* START *

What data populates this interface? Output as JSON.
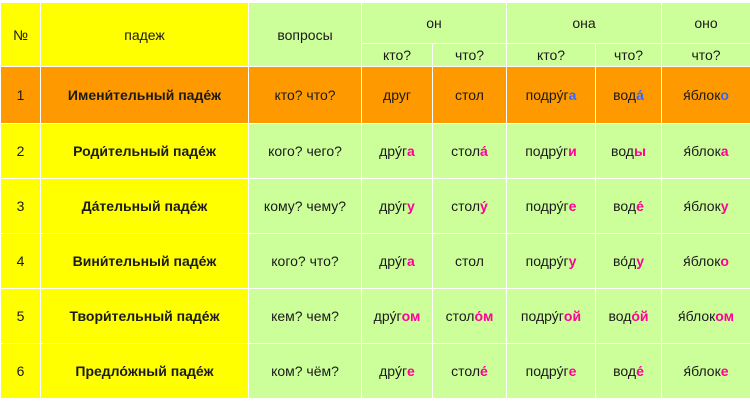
{
  "header": {
    "num": "№",
    "case": "падеж",
    "questions": "вопросы",
    "on": "он",
    "ona": "она",
    "ono": "оно",
    "kto": "кто?",
    "chto": "что?"
  },
  "rows": [
    {
      "num": "1",
      "case": "Имени́тельный паде́ж",
      "questions": "кто? что?",
      "drug": {
        "stem": "друг",
        "end": ""
      },
      "stol": {
        "stem": "стол",
        "end": ""
      },
      "podruga": {
        "stem": "подру́г",
        "end": "а"
      },
      "voda": {
        "stem": "вод",
        "end": "а́"
      },
      "yabloko": {
        "stem": "я́блок",
        "end": "о"
      }
    },
    {
      "num": "2",
      "case": "Роди́тельный паде́ж",
      "questions": "кого? чего?",
      "drug": {
        "stem": "дру́г",
        "end": "а"
      },
      "stol": {
        "stem": "стол",
        "end": "а́"
      },
      "podruga": {
        "stem": "подру́г",
        "end": "и"
      },
      "voda": {
        "stem": "вод",
        "end": "ы"
      },
      "yabloko": {
        "stem": "я́блок",
        "end": "а"
      }
    },
    {
      "num": "3",
      "case": "Да́тельный паде́ж",
      "questions": "кому? чему?",
      "drug": {
        "stem": "дру́г",
        "end": "у"
      },
      "stol": {
        "stem": "стол",
        "end": "у́"
      },
      "podruga": {
        "stem": "подру́г",
        "end": "е"
      },
      "voda": {
        "stem": "вод",
        "end": "е́"
      },
      "yabloko": {
        "stem": "я́блок",
        "end": "у"
      }
    },
    {
      "num": "4",
      "case": "Вини́тельный паде́ж",
      "questions": "кого? что?",
      "drug": {
        "stem": "дру́г",
        "end": "а"
      },
      "stol": {
        "stem": "стол",
        "end": ""
      },
      "podruga": {
        "stem": "подру́г",
        "end": "у"
      },
      "voda": {
        "stem": "во́д",
        "end": "у"
      },
      "yabloko": {
        "stem": "я́блок",
        "end": "о"
      }
    },
    {
      "num": "5",
      "case": "Твори́тельный паде́ж",
      "questions": "кем? чем?",
      "drug": {
        "stem": "дру́г",
        "end": "ом"
      },
      "stol": {
        "stem": "стол",
        "end": "о́м"
      },
      "podruga": {
        "stem": "подру́г",
        "end": "ой"
      },
      "voda": {
        "stem": "вод",
        "end": "о́й"
      },
      "yabloko": {
        "stem": "я́блок",
        "end": "ом"
      }
    },
    {
      "num": "6",
      "case": "Предло́жный паде́ж",
      "questions": "ком? чём?",
      "drug": {
        "stem": "дру́г",
        "end": "е"
      },
      "stol": {
        "stem": "стол",
        "end": "е́"
      },
      "podruga": {
        "stem": "подру́г",
        "end": "е"
      },
      "voda": {
        "stem": "вод",
        "end": "е́"
      },
      "yabloko": {
        "stem": "я́блок",
        "end": "е"
      }
    }
  ],
  "colors": {
    "yellow": "#ffff00",
    "orange": "#ff9900",
    "green": "#ccff99",
    "ending_pink": "#ff0099",
    "ending_blue": "#3366ff"
  }
}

* END *

• **Goal**:
Output the records above exactly as they are, leaving out the pictures.

• **Exercise solution**:
What data populates this interface? Output as JSON.
{
  "header": {
    "num": "№",
    "case": "падеж",
    "questions": "вопросы",
    "on": "он",
    "ona": "она",
    "ono": "оно",
    "kto": "кто?",
    "chto": "что?"
  },
  "rows": [
    {
      "num": "1",
      "case": "Имени́тельный паде́ж",
      "questions": "кто? что?",
      "drug": {
        "stem": "друг",
        "end": ""
      },
      "stol": {
        "stem": "стол",
        "end": ""
      },
      "podruga": {
        "stem": "подру́г",
        "end": "а"
      },
      "voda": {
        "stem": "вод",
        "end": "а́"
      },
      "yabloko": {
        "stem": "я́блок",
        "end": "о"
      }
    },
    {
      "num": "2",
      "case": "Роди́тельный паде́ж",
      "questions": "кого? чего?",
      "drug": {
        "stem": "дру́г",
        "end": "а"
      },
      "stol": {
        "stem": "стол",
        "end": "а́"
      },
      "podruga": {
        "stem": "подру́г",
        "end": "и"
      },
      "voda": {
        "stem": "вод",
        "end": "ы"
      },
      "yabloko": {
        "stem": "я́блок",
        "end": "а"
      }
    },
    {
      "num": "3",
      "case": "Да́тельный паде́ж",
      "questions": "кому? чему?",
      "drug": {
        "stem": "дру́г",
        "end": "у"
      },
      "stol": {
        "stem": "стол",
        "end": "у́"
      },
      "podruga": {
        "stem": "подру́г",
        "end": "е"
      },
      "voda": {
        "stem": "вод",
        "end": "е́"
      },
      "yabloko": {
        "stem": "я́блок",
        "end": "у"
      }
    },
    {
      "num": "4",
      "case": "Вини́тельный паде́ж",
      "questions": "кого? что?",
      "drug": {
        "stem": "дру́г",
        "end": "а"
      },
      "stol": {
        "stem": "стол",
        "end": ""
      },
      "podruga": {
        "stem": "подру́г",
        "end": "у"
      },
      "voda": {
        "stem": "во́д",
        "end": "у"
      },
      "yabloko": {
        "stem": "я́блок",
        "end": "о"
      }
    },
    {
      "num": "5",
      "case": "Твори́тельный паде́ж",
      "questions": "кем? чем?",
      "drug": {
        "stem": "дру́г",
        "end": "ом"
      },
      "stol": {
        "stem": "стол",
        "end": "о́м"
      },
      "podruga": {
        "stem": "подру́г",
        "end": "ой"
      },
      "voda": {
        "stem": "вод",
        "end": "о́й"
      },
      "yabloko": {
        "stem": "я́блок",
        "end": "ом"
      }
    },
    {
      "num": "6",
      "case": "Предло́жный паде́ж",
      "questions": "ком? чём?",
      "drug": {
        "stem": "дру́г",
        "end": "е"
      },
      "stol": {
        "stem": "стол",
        "end": "е́"
      },
      "podruga": {
        "stem": "подру́г",
        "end": "е"
      },
      "voda": {
        "stem": "вод",
        "end": "е́"
      },
      "yabloko": {
        "stem": "я́блок",
        "end": "е"
      }
    }
  ],
  "colors": {
    "yellow": "#ffff00",
    "orange": "#ff9900",
    "green": "#ccff99",
    "ending_pink": "#ff0099",
    "ending_blue": "#3366ff"
  }
}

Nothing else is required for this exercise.